» Figure record listings:
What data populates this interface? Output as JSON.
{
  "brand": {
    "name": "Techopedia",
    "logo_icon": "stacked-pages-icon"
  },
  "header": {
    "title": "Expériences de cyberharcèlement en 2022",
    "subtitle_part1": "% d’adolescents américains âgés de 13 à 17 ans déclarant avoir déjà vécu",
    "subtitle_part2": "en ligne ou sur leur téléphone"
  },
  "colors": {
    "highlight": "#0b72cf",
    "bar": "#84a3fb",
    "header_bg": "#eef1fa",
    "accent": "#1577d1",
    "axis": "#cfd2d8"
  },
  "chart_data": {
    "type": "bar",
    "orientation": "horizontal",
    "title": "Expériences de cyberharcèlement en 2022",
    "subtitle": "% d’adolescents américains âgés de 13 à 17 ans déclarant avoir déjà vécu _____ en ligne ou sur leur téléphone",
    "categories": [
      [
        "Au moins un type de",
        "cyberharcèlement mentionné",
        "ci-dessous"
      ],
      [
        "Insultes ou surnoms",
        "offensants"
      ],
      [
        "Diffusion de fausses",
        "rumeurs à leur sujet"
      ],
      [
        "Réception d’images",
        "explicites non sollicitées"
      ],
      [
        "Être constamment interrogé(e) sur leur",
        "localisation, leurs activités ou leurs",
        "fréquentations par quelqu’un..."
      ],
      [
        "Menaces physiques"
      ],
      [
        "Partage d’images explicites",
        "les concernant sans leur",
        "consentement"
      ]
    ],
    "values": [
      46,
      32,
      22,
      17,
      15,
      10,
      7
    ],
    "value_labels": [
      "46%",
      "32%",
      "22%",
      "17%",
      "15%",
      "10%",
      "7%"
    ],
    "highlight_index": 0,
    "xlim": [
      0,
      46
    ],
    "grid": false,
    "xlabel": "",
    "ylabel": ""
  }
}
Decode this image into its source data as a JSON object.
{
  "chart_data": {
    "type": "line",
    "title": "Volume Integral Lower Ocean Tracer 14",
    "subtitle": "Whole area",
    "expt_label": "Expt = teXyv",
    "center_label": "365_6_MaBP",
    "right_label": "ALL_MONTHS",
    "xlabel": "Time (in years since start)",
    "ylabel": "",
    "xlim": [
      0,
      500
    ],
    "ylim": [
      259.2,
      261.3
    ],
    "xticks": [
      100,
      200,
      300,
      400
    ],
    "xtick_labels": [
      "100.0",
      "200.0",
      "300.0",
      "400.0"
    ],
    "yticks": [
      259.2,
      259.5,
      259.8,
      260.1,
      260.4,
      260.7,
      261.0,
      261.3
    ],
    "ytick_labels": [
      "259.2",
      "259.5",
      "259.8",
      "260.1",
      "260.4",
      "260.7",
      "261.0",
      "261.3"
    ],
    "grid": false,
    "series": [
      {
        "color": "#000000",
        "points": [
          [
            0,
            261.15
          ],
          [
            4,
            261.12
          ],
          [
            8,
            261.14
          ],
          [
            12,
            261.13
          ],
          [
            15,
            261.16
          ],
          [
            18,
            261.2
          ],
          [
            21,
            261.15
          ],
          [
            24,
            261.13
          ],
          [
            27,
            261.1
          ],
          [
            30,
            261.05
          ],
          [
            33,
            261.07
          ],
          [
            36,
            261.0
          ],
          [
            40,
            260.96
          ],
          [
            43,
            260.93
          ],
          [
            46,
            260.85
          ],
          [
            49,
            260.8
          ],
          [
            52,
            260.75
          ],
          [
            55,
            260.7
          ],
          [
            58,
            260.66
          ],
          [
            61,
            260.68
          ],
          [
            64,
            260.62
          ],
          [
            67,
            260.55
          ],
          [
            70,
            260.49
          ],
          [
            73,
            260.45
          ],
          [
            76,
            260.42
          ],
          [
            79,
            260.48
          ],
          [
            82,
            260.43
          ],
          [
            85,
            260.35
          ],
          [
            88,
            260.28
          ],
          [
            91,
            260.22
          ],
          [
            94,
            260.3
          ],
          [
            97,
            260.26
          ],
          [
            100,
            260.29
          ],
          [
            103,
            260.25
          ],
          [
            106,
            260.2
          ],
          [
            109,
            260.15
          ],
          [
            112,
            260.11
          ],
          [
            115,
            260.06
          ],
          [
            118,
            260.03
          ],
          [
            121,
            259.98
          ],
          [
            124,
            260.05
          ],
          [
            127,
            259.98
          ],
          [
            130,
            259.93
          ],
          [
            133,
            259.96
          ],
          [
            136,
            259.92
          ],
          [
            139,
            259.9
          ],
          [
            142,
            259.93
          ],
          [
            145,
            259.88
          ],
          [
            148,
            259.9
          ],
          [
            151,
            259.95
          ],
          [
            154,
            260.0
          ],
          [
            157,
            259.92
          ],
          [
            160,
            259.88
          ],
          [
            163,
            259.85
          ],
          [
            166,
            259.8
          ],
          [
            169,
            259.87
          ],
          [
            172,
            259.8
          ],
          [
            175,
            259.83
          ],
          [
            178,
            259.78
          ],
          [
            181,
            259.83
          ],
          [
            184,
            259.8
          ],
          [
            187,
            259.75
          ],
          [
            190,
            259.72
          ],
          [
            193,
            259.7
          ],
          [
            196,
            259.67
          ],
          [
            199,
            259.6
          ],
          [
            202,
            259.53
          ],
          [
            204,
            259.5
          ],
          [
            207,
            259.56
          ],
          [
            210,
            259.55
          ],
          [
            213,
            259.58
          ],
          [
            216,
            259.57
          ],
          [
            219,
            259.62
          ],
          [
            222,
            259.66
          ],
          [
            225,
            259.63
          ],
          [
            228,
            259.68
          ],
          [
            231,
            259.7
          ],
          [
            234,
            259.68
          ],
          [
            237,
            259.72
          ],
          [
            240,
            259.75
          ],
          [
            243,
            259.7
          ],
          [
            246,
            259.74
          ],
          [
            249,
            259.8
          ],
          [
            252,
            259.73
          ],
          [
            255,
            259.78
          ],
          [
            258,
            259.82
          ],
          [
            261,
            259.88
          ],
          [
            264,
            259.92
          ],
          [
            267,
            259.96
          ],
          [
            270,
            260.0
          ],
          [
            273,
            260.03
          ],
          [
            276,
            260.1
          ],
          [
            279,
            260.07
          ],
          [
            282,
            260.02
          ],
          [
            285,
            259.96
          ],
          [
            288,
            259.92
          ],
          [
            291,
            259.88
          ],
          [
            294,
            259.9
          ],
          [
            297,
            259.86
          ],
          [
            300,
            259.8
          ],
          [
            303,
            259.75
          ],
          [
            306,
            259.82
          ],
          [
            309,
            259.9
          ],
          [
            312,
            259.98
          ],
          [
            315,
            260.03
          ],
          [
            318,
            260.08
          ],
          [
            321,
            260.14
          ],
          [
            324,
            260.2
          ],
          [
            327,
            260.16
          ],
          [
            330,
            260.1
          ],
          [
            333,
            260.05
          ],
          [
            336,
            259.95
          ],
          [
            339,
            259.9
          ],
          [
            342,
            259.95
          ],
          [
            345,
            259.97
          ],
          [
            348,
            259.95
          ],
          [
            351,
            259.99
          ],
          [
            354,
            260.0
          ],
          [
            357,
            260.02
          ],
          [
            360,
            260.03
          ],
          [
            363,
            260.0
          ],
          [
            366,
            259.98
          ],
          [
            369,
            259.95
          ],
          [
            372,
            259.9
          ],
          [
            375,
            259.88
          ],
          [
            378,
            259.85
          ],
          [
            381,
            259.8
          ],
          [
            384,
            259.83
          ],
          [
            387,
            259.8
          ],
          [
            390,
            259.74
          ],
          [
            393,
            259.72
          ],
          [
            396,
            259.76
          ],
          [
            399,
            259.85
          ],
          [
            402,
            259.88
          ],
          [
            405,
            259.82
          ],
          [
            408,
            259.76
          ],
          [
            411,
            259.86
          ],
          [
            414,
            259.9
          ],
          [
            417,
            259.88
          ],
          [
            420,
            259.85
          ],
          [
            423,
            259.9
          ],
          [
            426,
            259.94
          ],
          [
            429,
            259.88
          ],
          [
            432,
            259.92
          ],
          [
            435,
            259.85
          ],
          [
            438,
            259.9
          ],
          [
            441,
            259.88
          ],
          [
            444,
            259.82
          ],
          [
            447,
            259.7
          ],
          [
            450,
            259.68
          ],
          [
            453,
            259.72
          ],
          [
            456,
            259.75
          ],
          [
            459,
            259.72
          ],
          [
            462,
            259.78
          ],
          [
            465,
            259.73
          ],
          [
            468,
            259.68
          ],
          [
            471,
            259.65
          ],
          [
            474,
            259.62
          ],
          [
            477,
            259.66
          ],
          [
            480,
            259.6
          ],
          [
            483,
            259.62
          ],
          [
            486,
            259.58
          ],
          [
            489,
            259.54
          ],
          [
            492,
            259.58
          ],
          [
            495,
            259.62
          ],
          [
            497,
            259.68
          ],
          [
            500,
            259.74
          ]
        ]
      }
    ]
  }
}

» Written task: Pick out every line of the listing containing the word "type", and show those lines.

» Solution to this problem:
    "type": "bar",
        "Au moins un type de",
    "type": "line",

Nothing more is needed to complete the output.